Work required =>
Reproduce the data that follows in its entirety, character for character.

++++++++++

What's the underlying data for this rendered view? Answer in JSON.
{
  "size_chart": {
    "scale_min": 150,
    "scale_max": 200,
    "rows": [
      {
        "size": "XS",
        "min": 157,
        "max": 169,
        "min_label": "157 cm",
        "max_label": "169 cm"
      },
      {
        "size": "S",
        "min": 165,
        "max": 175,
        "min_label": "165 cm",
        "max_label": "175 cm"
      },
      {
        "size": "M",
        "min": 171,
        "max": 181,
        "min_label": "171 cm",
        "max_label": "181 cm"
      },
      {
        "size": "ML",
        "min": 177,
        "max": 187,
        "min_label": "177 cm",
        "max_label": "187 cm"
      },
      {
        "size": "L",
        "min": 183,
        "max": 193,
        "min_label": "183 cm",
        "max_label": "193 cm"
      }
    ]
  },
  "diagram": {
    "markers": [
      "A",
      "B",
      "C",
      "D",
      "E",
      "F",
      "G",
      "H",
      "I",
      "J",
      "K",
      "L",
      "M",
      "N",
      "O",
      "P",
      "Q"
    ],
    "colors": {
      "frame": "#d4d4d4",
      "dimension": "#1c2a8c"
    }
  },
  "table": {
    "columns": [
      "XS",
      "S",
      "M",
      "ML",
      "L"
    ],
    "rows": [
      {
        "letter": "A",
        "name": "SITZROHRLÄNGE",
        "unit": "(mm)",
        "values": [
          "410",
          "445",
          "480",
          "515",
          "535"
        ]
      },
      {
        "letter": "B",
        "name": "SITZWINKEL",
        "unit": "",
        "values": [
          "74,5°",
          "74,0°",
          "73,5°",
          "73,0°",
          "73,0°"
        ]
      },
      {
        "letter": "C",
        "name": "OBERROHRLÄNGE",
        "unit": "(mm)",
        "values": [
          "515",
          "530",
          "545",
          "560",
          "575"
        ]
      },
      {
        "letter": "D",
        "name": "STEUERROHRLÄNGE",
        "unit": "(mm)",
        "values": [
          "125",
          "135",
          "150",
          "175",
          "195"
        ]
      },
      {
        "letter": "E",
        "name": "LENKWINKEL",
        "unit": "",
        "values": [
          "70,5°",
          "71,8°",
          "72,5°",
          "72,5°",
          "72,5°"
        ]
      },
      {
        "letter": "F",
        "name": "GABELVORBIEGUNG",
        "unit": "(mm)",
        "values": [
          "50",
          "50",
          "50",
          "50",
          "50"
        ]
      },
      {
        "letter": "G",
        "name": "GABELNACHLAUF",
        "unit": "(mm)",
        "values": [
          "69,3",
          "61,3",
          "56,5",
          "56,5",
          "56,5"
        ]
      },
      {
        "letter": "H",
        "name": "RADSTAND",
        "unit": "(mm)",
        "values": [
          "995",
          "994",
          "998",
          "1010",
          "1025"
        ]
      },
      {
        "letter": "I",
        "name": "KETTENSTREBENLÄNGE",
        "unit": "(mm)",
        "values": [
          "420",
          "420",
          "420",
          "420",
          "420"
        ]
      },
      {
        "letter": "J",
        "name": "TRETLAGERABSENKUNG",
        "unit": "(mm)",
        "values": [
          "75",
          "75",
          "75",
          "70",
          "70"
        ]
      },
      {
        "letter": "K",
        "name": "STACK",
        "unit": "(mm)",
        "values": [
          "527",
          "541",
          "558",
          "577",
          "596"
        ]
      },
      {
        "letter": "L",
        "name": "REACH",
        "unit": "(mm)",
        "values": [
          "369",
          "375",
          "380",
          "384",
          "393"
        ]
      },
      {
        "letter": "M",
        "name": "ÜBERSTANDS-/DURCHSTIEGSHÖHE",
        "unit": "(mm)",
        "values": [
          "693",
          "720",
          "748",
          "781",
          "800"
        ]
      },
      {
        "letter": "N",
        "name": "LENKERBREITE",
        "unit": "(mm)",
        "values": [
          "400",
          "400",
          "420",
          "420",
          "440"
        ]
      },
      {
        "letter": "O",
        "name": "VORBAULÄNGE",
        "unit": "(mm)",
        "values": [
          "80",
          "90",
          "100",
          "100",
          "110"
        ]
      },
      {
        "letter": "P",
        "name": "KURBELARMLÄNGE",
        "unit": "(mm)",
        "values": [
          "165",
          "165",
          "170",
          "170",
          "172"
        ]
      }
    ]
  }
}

++++++++++

Worked answer =>
What's the underlying data for this rendered view? Answer in JSON.
{
  "size_chart": {
    "scale_min": 150,
    "scale_max": 200,
    "rows": [
      {
        "size": "XS",
        "min": 157,
        "max": 169,
        "min_label": "157 cm",
        "max_label": "169 cm"
      },
      {
        "size": "S",
        "min": 165,
        "max": 175,
        "min_label": "165 cm",
        "max_label": "175 cm"
      },
      {
        "size": "M",
        "min": 171,
        "max": 181,
        "min_label": "171 cm",
        "max_label": "181 cm"
      },
      {
        "size": "ML",
        "min": 177,
        "max": 187,
        "min_label": "177 cm",
        "max_label": "187 cm"
      },
      {
        "size": "L",
        "min": 183,
        "max": 193,
        "min_label": "183 cm",
        "max_label": "193 cm"
      }
    ]
  },
  "diagram": {
    "markers": [
      "A",
      "B",
      "C",
      "D",
      "E",
      "F",
      "G",
      "H",
      "I",
      "J",
      "K",
      "L",
      "M",
      "N",
      "O",
      "P",
      "Q"
    ],
    "colors": {
      "frame": "#d4d4d4",
      "dimension": "#1c2a8c"
    }
  },
  "table": {
    "columns": [
      "XS",
      "S",
      "M",
      "ML",
      "L"
    ],
    "rows": [
      {
        "letter": "A",
        "name": "SITZROHRLÄNGE",
        "unit": "(mm)",
        "values": [
          "410",
          "445",
          "480",
          "515",
          "535"
        ]
      },
      {
        "letter": "B",
        "name": "SITZWINKEL",
        "unit": "",
        "values": [
          "74,5°",
          "74,0°",
          "73,5°",
          "73,0°",
          "73,0°"
        ]
      },
      {
        "letter": "C",
        "name": "OBERROHRLÄNGE",
        "unit": "(mm)",
        "values": [
          "515",
          "530",
          "545",
          "560",
          "575"
        ]
      },
      {
        "letter": "D",
        "name": "STEUERROHRLÄNGE",
        "unit": "(mm)",
        "values": [
          "125",
          "135",
          "150",
          "175",
          "195"
        ]
      },
      {
        "letter": "E",
        "name": "LENKWINKEL",
        "unit": "",
        "values": [
          "70,5°",
          "71,8°",
          "72,5°",
          "72,5°",
          "72,5°"
        ]
      },
      {
        "letter": "F",
        "name": "GABELVORBIEGUNG",
        "unit": "(mm)",
        "values": [
          "50",
          "50",
          "50",
          "50",
          "50"
        ]
      },
      {
        "letter": "G",
        "name": "GABELNACHLAUF",
        "unit": "(mm)",
        "values": [
          "69,3",
          "61,3",
          "56,5",
          "56,5",
          "56,5"
        ]
      },
      {
        "letter": "H",
        "name": "RADSTAND",
        "unit": "(mm)",
        "values": [
          "995",
          "994",
          "998",
          "1010",
          "1025"
        ]
      },
      {
        "letter": "I",
        "name": "KETTENSTREBENLÄNGE",
        "unit": "(mm)",
        "values": [
          "420",
          "420",
          "420",
          "420",
          "420"
        ]
      },
      {
        "letter": "J",
        "name": "TRETLAGERABSENKUNG",
        "unit": "(mm)",
        "values": [
          "75",
          "75",
          "75",
          "70",
          "70"
        ]
      },
      {
        "letter": "K",
        "name": "STACK",
        "unit": "(mm)",
        "values": [
          "527",
          "541",
          "558",
          "577",
          "596"
        ]
      },
      {
        "letter": "L",
        "name": "REACH",
        "unit": "(mm)",
        "values": [
          "369",
          "375",
          "380",
          "384",
          "393"
        ]
      },
      {
        "letter": "M",
        "name": "ÜBERSTANDS-/DURCHSTIEGSHÖHE",
        "unit": "(mm)",
        "values": [
          "693",
          "720",
          "748",
          "781",
          "800"
        ]
      },
      {
        "letter": "N",
        "name": "LENKERBREITE",
        "unit": "(mm)",
        "values": [
          "400",
          "400",
          "420",
          "420",
          "440"
        ]
      },
      {
        "letter": "O",
        "name": "VORBAULÄNGE",
        "unit": "(mm)",
        "values": [
          "80",
          "90",
          "100",
          "100",
          "110"
        ]
      },
      {
        "letter": "P",
        "name": "KURBELARMLÄNGE",
        "unit": "(mm)",
        "values": [
          "165",
          "165",
          "170",
          "170",
          "172"
        ]
      }
    ]
  }
}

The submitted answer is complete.